▶ **STATED TASK**:
List every line below containing "только".

▶ **GIVEN RECORDS**:

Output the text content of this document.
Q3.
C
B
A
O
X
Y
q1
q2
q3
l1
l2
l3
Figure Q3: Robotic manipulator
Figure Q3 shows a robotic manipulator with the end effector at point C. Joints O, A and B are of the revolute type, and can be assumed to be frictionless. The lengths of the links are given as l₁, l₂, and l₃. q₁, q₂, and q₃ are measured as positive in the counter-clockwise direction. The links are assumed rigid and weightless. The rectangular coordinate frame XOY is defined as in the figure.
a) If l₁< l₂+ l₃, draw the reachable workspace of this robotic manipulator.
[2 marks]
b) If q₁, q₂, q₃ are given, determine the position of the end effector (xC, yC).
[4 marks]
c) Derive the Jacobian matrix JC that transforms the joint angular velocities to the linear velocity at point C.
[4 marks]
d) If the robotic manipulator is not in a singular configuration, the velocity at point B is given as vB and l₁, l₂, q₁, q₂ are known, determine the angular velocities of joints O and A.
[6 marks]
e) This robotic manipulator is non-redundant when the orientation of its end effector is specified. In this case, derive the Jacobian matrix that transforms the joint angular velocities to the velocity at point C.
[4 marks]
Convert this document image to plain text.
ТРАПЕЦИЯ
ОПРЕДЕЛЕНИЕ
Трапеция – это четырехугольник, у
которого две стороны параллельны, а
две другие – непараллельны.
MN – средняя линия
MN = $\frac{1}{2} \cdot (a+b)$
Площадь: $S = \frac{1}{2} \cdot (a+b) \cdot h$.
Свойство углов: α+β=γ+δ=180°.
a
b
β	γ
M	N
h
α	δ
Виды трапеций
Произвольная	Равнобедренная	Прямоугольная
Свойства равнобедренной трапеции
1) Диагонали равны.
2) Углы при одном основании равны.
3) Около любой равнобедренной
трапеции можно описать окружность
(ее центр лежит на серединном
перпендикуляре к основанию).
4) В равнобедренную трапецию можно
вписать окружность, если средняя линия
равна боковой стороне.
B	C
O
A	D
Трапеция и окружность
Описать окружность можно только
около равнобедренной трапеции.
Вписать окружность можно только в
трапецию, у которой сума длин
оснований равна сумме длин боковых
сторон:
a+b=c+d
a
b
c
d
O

▶ **FINISHED TASK**:
Описать окружность можно только
Вписать окружность можно только в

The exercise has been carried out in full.